= Exercise details =
Below are some entries; can you quote all of them exactly?

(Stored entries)
────────────────────
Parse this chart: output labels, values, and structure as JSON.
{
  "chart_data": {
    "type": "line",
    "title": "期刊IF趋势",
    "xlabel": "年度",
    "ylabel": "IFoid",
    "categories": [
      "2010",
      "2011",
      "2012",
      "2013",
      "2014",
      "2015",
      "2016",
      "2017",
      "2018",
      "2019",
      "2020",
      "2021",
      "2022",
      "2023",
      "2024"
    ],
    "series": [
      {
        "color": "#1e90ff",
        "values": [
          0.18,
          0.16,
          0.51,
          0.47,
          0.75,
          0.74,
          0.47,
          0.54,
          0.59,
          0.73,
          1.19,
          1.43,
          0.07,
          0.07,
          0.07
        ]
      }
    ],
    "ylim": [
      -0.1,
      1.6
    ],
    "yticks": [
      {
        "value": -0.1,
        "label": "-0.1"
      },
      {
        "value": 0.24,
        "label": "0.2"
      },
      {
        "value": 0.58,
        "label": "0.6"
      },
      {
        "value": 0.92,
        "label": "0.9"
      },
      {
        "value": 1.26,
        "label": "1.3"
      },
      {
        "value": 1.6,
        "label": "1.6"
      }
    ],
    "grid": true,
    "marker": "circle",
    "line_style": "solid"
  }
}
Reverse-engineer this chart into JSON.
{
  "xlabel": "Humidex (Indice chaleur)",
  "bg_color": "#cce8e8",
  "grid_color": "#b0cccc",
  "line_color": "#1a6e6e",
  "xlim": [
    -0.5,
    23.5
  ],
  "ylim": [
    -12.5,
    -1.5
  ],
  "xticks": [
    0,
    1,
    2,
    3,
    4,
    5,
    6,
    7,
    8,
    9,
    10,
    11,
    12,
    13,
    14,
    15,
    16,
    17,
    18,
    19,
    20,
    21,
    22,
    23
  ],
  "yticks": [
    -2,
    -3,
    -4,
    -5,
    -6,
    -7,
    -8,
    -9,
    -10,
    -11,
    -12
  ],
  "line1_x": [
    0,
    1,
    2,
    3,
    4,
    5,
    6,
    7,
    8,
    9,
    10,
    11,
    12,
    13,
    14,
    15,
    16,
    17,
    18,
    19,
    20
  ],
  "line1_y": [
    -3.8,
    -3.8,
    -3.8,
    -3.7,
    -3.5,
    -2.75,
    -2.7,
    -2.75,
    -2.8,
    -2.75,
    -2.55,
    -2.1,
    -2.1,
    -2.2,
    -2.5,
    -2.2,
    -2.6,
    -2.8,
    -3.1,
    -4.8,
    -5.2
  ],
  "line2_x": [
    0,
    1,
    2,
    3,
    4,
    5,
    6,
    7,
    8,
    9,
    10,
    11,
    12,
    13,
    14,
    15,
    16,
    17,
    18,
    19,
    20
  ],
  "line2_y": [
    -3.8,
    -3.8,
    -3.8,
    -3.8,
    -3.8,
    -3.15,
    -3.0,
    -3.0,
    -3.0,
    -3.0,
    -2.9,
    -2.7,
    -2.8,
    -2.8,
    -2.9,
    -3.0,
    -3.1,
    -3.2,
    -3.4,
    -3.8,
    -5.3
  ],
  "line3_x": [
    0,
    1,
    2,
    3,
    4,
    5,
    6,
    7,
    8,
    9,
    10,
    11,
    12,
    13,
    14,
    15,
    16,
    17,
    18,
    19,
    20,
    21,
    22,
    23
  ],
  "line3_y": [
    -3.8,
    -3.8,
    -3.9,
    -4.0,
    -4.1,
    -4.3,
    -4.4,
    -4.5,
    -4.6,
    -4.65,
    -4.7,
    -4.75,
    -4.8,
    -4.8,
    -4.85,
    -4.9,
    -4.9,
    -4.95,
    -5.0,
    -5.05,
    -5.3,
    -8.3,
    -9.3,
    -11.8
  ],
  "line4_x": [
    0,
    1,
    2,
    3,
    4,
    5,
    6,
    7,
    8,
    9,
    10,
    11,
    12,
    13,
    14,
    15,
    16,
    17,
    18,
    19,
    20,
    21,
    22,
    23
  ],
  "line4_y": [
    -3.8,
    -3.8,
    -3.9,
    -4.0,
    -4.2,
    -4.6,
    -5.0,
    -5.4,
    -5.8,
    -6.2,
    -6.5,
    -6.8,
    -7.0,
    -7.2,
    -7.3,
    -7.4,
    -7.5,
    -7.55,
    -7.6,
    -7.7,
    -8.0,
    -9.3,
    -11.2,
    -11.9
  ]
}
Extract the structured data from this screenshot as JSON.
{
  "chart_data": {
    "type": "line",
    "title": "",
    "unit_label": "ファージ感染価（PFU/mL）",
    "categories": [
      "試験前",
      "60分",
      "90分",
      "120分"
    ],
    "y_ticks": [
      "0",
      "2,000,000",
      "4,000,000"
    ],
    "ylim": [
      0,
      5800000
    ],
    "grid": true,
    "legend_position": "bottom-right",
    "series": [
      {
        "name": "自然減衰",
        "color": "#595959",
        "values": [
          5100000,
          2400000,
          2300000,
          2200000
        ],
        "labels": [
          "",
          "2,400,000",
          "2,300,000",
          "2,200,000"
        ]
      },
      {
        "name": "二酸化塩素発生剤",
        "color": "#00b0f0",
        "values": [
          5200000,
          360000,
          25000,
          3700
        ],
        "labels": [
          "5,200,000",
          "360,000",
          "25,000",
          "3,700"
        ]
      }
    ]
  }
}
────────────────────
= Task response =
Parse this chart: output labels, values, and structure as JSON.
{
  "chart_data": {
    "type": "line",
    "title": "期刊IF趋势",
    "xlabel": "年度",
    "ylabel": "IFoid",
    "categories": [
      "2010",
      "2011",
      "2012",
      "2013",
      "2014",
      "2015",
      "2016",
      "2017",
      "2018",
      "2019",
      "2020",
      "2021",
      "2022",
      "2023",
      "2024"
    ],
    "series": [
      {
        "color": "#1e90ff",
        "values": [
          0.18,
          0.16,
          0.51,
          0.47,
          0.75,
          0.74,
          0.47,
          0.54,
          0.59,
          0.73,
          1.19,
          1.43,
          0.07,
          0.07,
          0.07
        ]
      }
    ],
    "ylim": [
      -0.1,
      1.6
    ],
    "yticks": [
      {
        "value": -0.1,
        "label": "-0.1"
      },
      {
        "value": 0.24,
        "label": "0.2"
      },
      {
        "value": 0.58,
        "label": "0.6"
      },
      {
        "value": 0.92,
        "label": "0.9"
      },
      {
        "value": 1.26,
        "label": "1.3"
      },
      {
        "value": 1.6,
        "label": "1.6"
      }
    ],
    "grid": true,
    "marker": "circle",
    "line_style": "solid"
  }
}
Reverse-engineer this chart into JSON.
{
  "xlabel": "Humidex (Indice chaleur)",
  "bg_color": "#cce8e8",
  "grid_color": "#b0cccc",
  "line_color": "#1a6e6e",
  "xlim": [
    -0.5,
    23.5
  ],
  "ylim": [
    -12.5,
    -1.5
  ],
  "xticks": [
    0,
    1,
    2,
    3,
    4,
    5,
    6,
    7,
    8,
    9,
    10,
    11,
    12,
    13,
    14,
    15,
    16,
    17,
    18,
    19,
    20,
    21,
    22,
    23
  ],
  "yticks": [
    -2,
    -3,
    -4,
    -5,
    -6,
    -7,
    -8,
    -9,
    -10,
    -11,
    -12
  ],
  "line1_x": [
    0,
    1,
    2,
    3,
    4,
    5,
    6,
    7,
    8,
    9,
    10,
    11,
    12,
    13,
    14,
    15,
    16,
    17,
    18,
    19,
    20
  ],
  "line1_y": [
    -3.8,
    -3.8,
    -3.8,
    -3.7,
    -3.5,
    -2.75,
    -2.7,
    -2.75,
    -2.8,
    -2.75,
    -2.55,
    -2.1,
    -2.1,
    -2.2,
    -2.5,
    -2.2,
    -2.6,
    -2.8,
    -3.1,
    -4.8,
    -5.2
  ],
  "line2_x": [
    0,
    1,
    2,
    3,
    4,
    5,
    6,
    7,
    8,
    9,
    10,
    11,
    12,
    13,
    14,
    15,
    16,
    17,
    18,
    19,
    20
  ],
  "line2_y": [
    -3.8,
    -3.8,
    -3.8,
    -3.8,
    -3.8,
    -3.15,
    -3.0,
    -3.0,
    -3.0,
    -3.0,
    -2.9,
    -2.7,
    -2.8,
    -2.8,
    -2.9,
    -3.0,
    -3.1,
    -3.2,
    -3.4,
    -3.8,
    -5.3
  ],
  "line3_x": [
    0,
    1,
    2,
    3,
    4,
    5,
    6,
    7,
    8,
    9,
    10,
    11,
    12,
    13,
    14,
    15,
    16,
    17,
    18,
    19,
    20,
    21,
    22,
    23
  ],
  "line3_y": [
    -3.8,
    -3.8,
    -3.9,
    -4.0,
    -4.1,
    -4.3,
    -4.4,
    -4.5,
    -4.6,
    -4.65,
    -4.7,
    -4.75,
    -4.8,
    -4.8,
    -4.85,
    -4.9,
    -4.9,
    -4.95,
    -5.0,
    -5.05,
    -5.3,
    -8.3,
    -9.3,
    -11.8
  ],
  "line4_x": [
    0,
    1,
    2,
    3,
    4,
    5,
    6,
    7,
    8,
    9,
    10,
    11,
    12,
    13,
    14,
    15,
    16,
    17,
    18,
    19,
    20,
    21,
    22,
    23
  ],
  "line4_y": [
    -3.8,
    -3.8,
    -3.9,
    -4.0,
    -4.2,
    -4.6,
    -5.0,
    -5.4,
    -5.8,
    -6.2,
    -6.5,
    -6.8,
    -7.0,
    -7.2,
    -7.3,
    -7.4,
    -7.5,
    -7.55,
    -7.6,
    -7.7,
    -8.0,
    -9.3,
    -11.2,
    -11.9
  ]
}
Extract the structured data from this screenshot as JSON.
{
  "chart_data": {
    "type": "line",
    "title": "",
    "unit_label": "ファージ感染価（PFU/mL）",
    "categories": [
      "試験前",
      "60分",
      "90分",
      "120分"
    ],
    "y_ticks": [
      "0",
      "2,000,000",
      "4,000,000"
    ],
    "ylim": [
      0,
      5800000
    ],
    "grid": true,
    "legend_position": "bottom-right",
    "series": [
      {
        "name": "自然減衰",
        "color": "#595959",
        "values": [
          5100000,
          2400000,
          2300000,
          2200000
        ],
        "labels": [
          "",
          "2,400,000",
          "2,300,000",
          "2,200,000"
        ]
      },
      {
        "name": "二酸化塩素発生剤",
        "color": "#00b0f0",
        "values": [
          5200000,
          360000,
          25000,
          3700
        ],
        "labels": [
          "5,200,000",
          "360,000",
          "25,000",
          "3,700"
        ]
      }
    ]
  }
}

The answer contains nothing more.